> _THE TASK_
Return each entry exactly, omitting nothing.

> _RECORD EXCERPTS_
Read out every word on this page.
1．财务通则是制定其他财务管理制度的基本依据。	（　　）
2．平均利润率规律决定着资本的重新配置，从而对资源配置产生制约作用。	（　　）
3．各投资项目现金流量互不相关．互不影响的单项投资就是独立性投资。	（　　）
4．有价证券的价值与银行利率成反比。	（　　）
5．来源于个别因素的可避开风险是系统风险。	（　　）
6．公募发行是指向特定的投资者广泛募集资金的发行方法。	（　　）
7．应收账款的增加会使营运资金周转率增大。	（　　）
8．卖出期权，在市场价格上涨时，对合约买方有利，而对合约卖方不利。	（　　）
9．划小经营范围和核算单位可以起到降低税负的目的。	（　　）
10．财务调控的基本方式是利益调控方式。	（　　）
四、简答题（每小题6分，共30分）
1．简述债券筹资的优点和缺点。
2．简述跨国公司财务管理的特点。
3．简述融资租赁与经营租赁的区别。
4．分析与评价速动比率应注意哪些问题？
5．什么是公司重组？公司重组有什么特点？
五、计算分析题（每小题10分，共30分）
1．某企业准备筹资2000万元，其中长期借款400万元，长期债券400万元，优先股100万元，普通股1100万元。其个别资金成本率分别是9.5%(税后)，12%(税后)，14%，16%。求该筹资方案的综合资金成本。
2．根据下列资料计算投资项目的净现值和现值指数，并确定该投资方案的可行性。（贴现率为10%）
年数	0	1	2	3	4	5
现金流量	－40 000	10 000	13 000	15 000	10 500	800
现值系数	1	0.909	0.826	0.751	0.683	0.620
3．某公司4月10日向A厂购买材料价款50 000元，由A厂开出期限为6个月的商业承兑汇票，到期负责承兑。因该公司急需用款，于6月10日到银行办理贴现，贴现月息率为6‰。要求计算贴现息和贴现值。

> _COMPLETE RESPONSE_
Read out every word on this page.
1．财务通则是制定其他财务管理制度的基本依据。	（　　）
2．平均利润率规律决定着资本的重新配置，从而对资源配置产生制约作用。	（　　）
3．各投资项目现金流量互不相关．互不影响的单项投资就是独立性投资。	（　　）
4．有价证券的价值与银行利率成反比。	（　　）
5．来源于个别因素的可避开风险是系统风险。	（　　）
6．公募发行是指向特定的投资者广泛募集资金的发行方法。	（　　）
7．应收账款的增加会使营运资金周转率增大。	（　　）
8．卖出期权，在市场价格上涨时，对合约买方有利，而对合约卖方不利。	（　　）
9．划小经营范围和核算单位可以起到降低税负的目的。	（　　）
10．财务调控的基本方式是利益调控方式。	（　　）
四、简答题（每小题6分，共30分）
1．简述债券筹资的优点和缺点。
2．简述跨国公司财务管理的特点。
3．简述融资租赁与经营租赁的区别。
4．分析与评价速动比率应注意哪些问题？
5．什么是公司重组？公司重组有什么特点？
五、计算分析题（每小题10分，共30分）
1．某企业准备筹资2000万元，其中长期借款400万元，长期债券400万元，优先股100万元，普通股1100万元。其个别资金成本率分别是9.5%(税后)，12%(税后)，14%，16%。求该筹资方案的综合资金成本。
2．根据下列资料计算投资项目的净现值和现值指数，并确定该投资方案的可行性。（贴现率为10%）
年数	0	1	2	3	4	5
现金流量	－40 000	10 000	13 000	15 000	10 500	800
现值系数	1	0.909	0.826	0.751	0.683	0.620
3．某公司4月10日向A厂购买材料价款50 000元，由A厂开出期限为6个月的商业承兑汇票，到期负责承兑。因该公司急需用款，于6月10日到银行办理贴现，贴现月息率为6‰。要求计算贴现息和贴现值。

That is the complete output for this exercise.